__Exercise__: Gather all lines in the entries below that include the word "SAVED".

__Input__:
· · · ·
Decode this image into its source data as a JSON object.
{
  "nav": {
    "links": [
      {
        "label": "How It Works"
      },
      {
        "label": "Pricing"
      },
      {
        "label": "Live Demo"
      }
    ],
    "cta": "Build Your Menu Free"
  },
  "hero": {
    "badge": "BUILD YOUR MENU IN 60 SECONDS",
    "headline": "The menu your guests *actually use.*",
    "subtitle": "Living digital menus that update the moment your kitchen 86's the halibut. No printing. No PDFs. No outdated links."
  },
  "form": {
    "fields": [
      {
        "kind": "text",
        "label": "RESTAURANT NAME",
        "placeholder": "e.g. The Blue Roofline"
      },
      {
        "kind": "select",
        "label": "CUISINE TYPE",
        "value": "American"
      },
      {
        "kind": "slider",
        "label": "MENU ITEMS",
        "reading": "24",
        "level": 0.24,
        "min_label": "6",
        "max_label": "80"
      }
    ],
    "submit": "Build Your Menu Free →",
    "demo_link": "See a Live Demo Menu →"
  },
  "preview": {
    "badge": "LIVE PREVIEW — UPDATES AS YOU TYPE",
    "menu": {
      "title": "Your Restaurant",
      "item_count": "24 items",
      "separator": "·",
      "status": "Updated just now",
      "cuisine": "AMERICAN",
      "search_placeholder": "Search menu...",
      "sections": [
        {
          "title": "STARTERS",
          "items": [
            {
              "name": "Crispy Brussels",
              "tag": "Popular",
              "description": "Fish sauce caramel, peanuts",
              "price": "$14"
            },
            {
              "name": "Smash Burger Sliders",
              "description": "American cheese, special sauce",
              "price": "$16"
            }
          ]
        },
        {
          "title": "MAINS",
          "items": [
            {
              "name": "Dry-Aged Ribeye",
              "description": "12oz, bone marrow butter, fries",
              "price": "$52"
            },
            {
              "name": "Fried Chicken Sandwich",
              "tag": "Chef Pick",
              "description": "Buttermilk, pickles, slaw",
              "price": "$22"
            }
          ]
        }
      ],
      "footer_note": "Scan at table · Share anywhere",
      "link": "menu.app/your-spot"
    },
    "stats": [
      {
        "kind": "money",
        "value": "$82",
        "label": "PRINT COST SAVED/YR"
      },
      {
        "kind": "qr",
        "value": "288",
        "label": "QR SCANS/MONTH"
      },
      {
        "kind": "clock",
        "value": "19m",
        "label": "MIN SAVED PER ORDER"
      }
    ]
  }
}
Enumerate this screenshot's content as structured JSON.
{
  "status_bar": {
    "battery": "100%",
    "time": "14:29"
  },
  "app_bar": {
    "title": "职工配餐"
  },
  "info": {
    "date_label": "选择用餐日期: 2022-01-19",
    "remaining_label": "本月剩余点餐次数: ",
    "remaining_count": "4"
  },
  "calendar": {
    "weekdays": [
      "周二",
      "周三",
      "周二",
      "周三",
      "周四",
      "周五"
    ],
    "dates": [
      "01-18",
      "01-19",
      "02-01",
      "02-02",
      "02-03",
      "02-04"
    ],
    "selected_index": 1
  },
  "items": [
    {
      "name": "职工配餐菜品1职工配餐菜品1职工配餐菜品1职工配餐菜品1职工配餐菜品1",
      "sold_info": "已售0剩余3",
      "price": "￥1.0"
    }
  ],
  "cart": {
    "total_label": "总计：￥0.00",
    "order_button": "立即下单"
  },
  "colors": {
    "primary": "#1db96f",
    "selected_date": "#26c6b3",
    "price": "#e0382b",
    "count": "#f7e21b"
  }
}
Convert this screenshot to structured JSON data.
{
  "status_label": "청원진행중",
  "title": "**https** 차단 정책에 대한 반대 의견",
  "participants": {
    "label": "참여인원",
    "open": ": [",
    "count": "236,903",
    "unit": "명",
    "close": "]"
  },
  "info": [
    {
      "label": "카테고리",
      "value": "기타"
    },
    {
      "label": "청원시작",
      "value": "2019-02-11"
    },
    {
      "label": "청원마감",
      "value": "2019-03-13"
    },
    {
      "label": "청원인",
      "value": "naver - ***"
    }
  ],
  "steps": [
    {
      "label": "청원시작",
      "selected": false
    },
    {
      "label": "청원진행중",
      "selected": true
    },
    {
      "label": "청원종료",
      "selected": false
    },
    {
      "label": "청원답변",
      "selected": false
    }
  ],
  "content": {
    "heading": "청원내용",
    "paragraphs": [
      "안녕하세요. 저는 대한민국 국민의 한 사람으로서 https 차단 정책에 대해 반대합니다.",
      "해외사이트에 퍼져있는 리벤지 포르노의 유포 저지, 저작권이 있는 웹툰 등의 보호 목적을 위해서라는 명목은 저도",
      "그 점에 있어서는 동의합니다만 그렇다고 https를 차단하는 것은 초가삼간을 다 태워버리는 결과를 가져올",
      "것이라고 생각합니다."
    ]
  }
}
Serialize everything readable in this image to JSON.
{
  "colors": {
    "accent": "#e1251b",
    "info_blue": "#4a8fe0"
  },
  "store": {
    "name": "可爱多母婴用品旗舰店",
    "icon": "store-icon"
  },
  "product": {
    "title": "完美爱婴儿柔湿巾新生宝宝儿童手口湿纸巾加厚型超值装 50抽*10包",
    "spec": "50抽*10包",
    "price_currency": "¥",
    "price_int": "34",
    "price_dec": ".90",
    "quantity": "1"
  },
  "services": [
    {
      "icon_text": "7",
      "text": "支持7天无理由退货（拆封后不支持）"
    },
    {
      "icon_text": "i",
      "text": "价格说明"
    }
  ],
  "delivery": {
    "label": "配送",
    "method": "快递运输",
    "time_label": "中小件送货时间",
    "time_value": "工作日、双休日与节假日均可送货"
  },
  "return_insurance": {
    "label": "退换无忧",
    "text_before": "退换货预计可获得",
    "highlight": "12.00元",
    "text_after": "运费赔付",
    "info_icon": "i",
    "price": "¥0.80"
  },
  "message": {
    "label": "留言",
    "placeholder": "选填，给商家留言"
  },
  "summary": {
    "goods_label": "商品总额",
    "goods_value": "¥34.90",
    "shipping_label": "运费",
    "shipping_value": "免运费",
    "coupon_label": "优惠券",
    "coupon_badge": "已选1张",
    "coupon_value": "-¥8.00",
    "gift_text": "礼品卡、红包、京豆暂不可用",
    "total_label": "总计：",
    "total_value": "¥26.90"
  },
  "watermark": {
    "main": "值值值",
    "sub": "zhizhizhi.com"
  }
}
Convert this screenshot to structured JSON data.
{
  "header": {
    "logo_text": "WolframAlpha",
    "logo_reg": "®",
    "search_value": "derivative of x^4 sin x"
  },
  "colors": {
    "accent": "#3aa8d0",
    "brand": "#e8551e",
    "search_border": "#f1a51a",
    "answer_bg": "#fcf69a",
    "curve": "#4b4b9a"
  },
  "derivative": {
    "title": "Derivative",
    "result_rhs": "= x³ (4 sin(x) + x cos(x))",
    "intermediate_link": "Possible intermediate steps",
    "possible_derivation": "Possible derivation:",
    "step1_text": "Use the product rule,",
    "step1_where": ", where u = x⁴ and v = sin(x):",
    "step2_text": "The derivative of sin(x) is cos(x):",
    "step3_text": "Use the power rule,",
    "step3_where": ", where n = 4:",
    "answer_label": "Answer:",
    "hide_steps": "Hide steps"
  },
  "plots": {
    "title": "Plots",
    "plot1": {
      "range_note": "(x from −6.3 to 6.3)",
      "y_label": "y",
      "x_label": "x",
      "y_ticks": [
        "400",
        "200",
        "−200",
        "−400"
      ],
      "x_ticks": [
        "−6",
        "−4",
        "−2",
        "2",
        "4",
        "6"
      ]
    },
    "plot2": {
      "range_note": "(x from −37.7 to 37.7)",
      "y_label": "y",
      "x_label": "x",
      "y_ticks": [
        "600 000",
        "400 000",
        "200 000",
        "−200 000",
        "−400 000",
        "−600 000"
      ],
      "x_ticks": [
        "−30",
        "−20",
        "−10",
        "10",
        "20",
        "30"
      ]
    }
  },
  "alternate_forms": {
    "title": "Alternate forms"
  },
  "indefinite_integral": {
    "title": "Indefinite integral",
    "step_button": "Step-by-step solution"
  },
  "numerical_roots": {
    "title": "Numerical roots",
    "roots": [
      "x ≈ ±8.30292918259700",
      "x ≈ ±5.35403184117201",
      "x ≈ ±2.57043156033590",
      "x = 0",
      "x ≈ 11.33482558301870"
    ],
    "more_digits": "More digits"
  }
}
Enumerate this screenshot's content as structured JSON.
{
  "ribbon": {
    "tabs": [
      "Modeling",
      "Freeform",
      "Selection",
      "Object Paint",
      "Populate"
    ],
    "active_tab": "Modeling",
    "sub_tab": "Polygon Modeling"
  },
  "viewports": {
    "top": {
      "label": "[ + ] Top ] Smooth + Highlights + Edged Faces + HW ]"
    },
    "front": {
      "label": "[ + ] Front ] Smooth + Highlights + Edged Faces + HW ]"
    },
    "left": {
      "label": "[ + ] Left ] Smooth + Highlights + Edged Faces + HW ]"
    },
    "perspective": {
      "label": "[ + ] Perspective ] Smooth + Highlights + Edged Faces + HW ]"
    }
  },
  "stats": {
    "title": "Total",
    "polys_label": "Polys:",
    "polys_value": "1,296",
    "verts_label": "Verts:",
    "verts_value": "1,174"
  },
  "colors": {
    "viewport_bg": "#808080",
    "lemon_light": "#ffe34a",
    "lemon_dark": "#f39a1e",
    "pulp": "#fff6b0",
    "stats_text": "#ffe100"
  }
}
· · · ·
__Task solution__:
        "label": "PRINT COST SAVED/YR"
        "label": "MIN SAVED PER ORDER"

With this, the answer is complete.